§ What needs to be done
Search the data below for the string "name". Extract every line that contains it.
------ Record list ------
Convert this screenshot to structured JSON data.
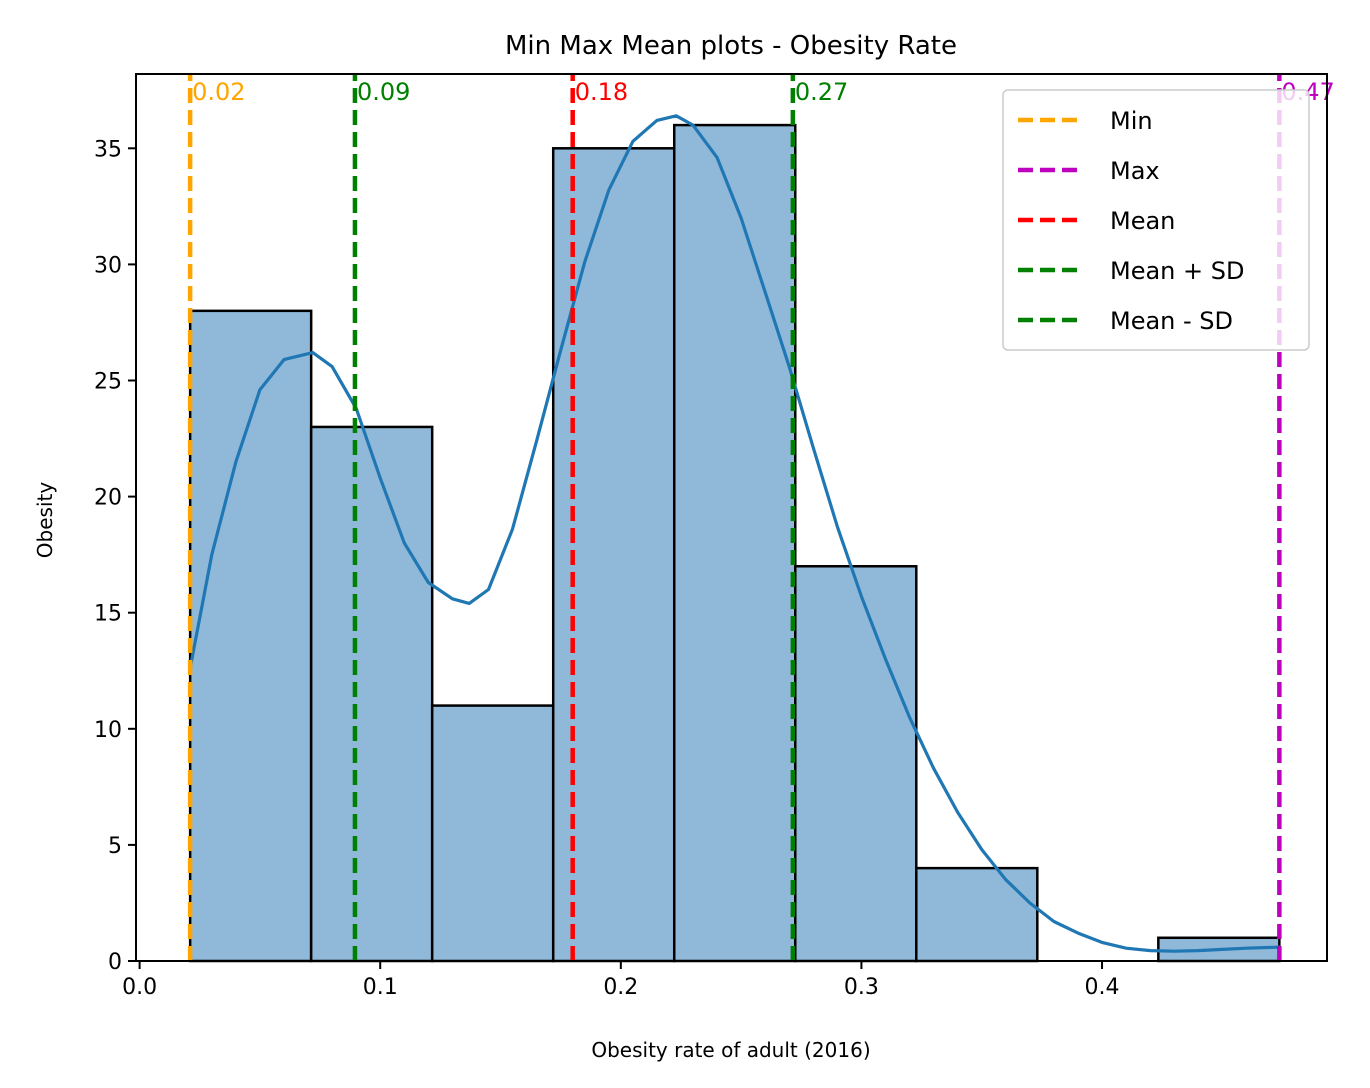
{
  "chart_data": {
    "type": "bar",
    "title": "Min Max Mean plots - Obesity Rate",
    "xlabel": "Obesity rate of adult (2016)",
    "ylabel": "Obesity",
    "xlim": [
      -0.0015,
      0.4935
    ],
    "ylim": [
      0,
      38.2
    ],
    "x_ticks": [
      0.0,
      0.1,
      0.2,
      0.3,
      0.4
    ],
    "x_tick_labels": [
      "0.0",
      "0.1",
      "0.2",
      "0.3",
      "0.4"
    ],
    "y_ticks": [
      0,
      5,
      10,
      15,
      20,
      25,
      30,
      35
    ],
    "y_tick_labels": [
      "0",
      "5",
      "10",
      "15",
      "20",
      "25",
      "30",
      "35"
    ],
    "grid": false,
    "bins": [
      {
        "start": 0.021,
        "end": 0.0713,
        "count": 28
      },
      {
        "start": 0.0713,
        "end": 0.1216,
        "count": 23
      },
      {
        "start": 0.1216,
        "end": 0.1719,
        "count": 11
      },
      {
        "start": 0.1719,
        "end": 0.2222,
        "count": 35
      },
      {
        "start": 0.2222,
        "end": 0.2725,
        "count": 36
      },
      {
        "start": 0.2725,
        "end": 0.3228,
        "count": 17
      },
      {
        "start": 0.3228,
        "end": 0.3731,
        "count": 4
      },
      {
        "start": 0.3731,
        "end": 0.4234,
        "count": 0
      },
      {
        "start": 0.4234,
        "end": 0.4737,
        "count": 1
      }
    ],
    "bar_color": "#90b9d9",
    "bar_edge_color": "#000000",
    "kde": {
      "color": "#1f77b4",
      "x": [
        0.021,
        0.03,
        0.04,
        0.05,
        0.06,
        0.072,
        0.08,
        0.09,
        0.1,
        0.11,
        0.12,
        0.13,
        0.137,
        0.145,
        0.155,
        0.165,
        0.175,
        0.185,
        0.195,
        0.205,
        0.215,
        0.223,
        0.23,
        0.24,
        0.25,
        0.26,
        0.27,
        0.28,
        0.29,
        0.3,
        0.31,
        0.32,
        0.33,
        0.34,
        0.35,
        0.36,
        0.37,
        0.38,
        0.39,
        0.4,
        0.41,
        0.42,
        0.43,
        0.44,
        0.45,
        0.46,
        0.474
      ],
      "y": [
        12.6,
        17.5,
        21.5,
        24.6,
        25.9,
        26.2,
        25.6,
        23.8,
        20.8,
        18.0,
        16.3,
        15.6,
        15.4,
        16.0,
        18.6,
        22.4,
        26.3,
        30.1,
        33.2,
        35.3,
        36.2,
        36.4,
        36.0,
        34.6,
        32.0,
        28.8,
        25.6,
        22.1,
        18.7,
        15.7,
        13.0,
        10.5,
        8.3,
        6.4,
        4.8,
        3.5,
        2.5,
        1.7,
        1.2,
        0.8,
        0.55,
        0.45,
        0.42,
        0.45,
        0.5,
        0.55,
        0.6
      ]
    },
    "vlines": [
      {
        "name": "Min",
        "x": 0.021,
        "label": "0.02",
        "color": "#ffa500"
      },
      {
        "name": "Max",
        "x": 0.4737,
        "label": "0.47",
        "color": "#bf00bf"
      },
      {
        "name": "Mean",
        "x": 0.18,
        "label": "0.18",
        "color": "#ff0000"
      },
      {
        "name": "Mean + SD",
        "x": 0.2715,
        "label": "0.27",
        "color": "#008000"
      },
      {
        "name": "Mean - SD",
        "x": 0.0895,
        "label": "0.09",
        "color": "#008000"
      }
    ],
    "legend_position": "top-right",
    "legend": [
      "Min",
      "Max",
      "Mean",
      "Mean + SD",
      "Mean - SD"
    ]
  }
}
------
------ Record list ------
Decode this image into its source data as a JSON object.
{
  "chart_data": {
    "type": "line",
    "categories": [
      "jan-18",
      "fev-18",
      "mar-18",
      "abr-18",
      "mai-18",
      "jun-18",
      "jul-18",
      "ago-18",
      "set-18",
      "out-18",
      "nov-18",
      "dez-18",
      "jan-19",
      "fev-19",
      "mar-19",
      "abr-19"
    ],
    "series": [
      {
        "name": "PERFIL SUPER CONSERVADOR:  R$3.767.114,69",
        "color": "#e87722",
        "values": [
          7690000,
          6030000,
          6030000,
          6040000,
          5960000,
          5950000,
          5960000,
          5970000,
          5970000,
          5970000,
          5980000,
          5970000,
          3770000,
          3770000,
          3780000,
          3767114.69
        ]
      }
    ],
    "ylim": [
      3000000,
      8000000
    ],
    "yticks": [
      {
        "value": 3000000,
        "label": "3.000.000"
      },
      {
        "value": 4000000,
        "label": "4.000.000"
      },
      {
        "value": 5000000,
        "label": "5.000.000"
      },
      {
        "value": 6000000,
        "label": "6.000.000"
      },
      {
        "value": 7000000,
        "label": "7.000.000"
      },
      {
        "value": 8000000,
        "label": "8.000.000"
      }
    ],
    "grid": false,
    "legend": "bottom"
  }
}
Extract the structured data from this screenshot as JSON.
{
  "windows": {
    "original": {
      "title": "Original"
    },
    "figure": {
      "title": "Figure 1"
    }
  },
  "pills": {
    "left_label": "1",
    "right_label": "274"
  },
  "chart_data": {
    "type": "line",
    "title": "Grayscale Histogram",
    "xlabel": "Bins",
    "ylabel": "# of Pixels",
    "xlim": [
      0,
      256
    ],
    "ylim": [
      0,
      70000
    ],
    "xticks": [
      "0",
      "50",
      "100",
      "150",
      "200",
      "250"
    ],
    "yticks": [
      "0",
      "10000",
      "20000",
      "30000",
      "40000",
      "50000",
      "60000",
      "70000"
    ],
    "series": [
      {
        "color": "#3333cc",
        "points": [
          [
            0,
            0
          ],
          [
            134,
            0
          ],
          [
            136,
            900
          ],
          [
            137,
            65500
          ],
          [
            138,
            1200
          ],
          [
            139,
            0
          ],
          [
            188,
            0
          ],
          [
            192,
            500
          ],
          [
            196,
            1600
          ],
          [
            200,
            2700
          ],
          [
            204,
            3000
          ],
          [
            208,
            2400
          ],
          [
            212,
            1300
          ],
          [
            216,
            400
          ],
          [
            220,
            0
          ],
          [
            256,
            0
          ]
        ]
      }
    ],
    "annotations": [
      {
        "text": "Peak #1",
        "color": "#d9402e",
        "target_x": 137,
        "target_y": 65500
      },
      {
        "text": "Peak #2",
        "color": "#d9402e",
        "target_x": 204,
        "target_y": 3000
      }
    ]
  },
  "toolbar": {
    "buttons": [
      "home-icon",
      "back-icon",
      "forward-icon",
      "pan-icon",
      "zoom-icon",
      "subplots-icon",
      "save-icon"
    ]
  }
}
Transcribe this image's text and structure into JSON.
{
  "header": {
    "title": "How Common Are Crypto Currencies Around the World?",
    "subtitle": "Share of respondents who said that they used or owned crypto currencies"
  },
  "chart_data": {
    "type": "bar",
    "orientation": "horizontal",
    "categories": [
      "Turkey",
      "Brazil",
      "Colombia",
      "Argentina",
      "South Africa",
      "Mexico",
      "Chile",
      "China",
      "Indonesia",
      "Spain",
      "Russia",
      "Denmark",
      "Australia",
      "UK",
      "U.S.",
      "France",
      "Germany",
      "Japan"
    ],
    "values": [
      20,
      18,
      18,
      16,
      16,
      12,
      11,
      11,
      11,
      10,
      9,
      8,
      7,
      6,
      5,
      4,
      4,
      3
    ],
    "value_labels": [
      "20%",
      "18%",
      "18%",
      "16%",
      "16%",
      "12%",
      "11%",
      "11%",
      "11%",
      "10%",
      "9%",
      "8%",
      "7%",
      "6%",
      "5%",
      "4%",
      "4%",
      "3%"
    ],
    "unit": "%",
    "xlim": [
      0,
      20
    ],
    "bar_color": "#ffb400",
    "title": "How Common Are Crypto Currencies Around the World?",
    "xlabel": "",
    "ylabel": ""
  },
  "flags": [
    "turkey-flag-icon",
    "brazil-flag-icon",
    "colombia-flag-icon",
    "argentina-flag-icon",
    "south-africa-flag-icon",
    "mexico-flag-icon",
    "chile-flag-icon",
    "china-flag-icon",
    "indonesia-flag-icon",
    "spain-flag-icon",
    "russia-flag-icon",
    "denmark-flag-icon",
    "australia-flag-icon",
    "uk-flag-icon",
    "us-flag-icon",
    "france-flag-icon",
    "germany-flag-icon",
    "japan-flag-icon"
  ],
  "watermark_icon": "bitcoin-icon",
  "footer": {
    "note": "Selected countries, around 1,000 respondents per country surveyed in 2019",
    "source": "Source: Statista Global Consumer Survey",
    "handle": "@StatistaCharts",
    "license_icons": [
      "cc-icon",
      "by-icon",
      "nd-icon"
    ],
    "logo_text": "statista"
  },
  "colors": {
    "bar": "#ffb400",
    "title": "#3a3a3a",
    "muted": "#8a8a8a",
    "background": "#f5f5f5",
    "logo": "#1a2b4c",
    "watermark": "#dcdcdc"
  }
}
------
§ Output for this task
        "name": "Min",
        "name": "Max",
        "name": "Mean",
        "name": "Mean + SD",
        "name": "Mean - SD",
        "name": "PERFIL SUPER CONSERVADOR:  R$3.767.114,69",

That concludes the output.